Text provided START

Tuesday, July 24, 2012

Another type of proactive systems

Today I had a meeting with PhD student and her adviser to help them do sanity checks for a research idea related to event processing.    One of the ideas coming from them is actually looking at another type of proactive systems relative to what we have been looking at.   The difference stems from the fact that event producer can be of two types:  observer and creator.   An observer, e.g. sensor, observes that an event has happened and reports it, but it does not take any part in the event creation.   A creator is a producer that creates the event, and can decide whether an event is created, or in some cases can retract events.  Such a creator can be an instrumented program, BPM,  transaction system etc...

The proactive systems we have been looking at assumed that the producer is observer, thus we cannot control the creation of events but we can try to predict it, and eliminate it, or mitigate the damage it might inflict.   

Contrary, when the event producer is a creator, we can control the event.   There might be a few cases here.
One case can be that we again predict that event is going to happen since there is some causality relations with events that have already been detected, and within a certain context we don't want this event to happen,  we can then tell the producer -- if this event is being produced (again, within certain context, e.g. time window) -- don't produce the event.    Another case can be that the event is being created by a transaction system,  this event, within some context, and maybe in conjunction with other events, derives a situation that we want to eliminate.  The fact that the event is part of transaction that has not committed, gives the possibility to retract the event and eliminate it from being produced to the outside world when the transaction commits.  

The pure view of event processing puts producers and consumers outside the boundaries of the event processing system,  however, in reality there are cases where either the producers or the consumers (maybe even both) are controlled by the same logic, and thus detection of situation may impact the producers and consumers.   I think it gives rise to interesting applications.  I'll get back to this topic later.


Monday, July 23, 2012

DEBS 2012 - on Dave Maier's keynote, frames, and fragmantation



I have arrived home 49 hours later than planned,  in Sunday early morning instead of Friday early morning, due to a malfunction of the aircraft which required to replace a part, and a combination of the fact the the airline ELAL, does not fly in Saturday, thus, although the aircraft has been fixed in Friday, it was too late to take-off,  and the German liking to paperwork and red tape, which inflicted a long process of releasing this part from the German custom on Friday, and also delayed the takeoff on Saturday night -- since half of the passengers dropped out and found alternative ways to fly,  the aircraft was half empty, and the crew let people occupy the business class,  however, it turns out that the German authorities inspected the aircraft and found out that the number of people in the business class does not match the flight authorization request and wanted that the paperwork will be done again,  so after some minutes of trying to convince them. the crew asked all passengers moved to the business class to return to their seats until after the takeoff.  We in Israel has the completely opposite mentality, we are good in improvising, and find that doing things by the book is boring.  I must also say that ELAL treated us much better than a similar case I had in Delta Airlines,  which caused me not to fly Delta.

Text provided END

Can you repeat the stretch of the blog post on proactive systems from "The proactive systems" through "few cases here.", substituting "originator" for "creator"?

Data excerpts START

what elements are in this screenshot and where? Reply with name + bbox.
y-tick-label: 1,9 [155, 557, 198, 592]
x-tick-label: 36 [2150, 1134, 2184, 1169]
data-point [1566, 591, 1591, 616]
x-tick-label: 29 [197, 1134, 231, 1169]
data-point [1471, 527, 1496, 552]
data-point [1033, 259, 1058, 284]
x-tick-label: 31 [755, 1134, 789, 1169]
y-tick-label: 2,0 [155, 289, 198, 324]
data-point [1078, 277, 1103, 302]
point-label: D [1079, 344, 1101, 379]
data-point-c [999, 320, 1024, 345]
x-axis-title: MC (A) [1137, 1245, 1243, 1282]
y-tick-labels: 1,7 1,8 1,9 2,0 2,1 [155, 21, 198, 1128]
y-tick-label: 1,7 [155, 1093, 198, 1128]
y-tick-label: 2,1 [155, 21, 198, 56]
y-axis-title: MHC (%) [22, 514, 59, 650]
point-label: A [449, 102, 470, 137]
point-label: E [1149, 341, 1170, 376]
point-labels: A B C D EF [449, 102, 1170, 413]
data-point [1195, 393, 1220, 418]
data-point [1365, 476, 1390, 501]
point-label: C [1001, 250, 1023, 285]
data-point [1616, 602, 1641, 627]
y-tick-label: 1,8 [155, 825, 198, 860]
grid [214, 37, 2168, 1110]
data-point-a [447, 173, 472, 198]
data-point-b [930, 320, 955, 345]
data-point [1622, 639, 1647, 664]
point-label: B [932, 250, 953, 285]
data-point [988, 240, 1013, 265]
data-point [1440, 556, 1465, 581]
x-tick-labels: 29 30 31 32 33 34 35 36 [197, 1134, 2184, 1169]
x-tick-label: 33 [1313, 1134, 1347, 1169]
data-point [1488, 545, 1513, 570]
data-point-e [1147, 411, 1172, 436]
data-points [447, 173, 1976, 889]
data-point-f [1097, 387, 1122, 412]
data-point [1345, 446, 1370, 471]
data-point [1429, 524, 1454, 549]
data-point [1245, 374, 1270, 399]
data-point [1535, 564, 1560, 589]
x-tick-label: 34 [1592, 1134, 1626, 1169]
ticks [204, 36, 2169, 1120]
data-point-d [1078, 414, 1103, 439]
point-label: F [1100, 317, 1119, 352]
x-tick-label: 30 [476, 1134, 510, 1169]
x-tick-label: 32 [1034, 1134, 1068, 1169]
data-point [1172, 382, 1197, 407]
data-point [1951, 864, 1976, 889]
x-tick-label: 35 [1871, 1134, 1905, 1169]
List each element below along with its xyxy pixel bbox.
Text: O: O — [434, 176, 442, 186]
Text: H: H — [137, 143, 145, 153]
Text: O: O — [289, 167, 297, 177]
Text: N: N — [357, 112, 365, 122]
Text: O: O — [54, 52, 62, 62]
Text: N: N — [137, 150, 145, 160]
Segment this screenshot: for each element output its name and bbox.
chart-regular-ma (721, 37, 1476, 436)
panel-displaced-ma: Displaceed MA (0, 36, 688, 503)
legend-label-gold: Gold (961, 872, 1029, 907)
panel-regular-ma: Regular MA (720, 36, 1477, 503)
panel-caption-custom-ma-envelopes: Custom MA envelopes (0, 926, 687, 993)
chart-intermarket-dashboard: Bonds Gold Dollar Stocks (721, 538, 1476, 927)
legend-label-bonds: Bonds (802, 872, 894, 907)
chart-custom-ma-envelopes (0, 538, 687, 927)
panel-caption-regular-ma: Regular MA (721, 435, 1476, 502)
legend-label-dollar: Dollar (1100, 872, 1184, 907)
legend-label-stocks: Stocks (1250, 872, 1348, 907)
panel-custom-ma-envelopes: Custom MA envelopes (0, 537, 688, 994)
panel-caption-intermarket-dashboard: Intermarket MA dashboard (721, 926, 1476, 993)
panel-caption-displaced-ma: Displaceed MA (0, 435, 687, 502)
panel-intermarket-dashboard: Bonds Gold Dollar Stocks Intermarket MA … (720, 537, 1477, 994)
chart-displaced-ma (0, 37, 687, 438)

Data excerpts END

The completed task:
The proactive systems we have been looking at assumed that the producer is observer, thus we cannot control the creation of events but we can try to predict it, and eliminate it, or mitigate the damage it might inflict.   

Contrary, when the event producer is a originator, we can control the event.   There might be a few cases here.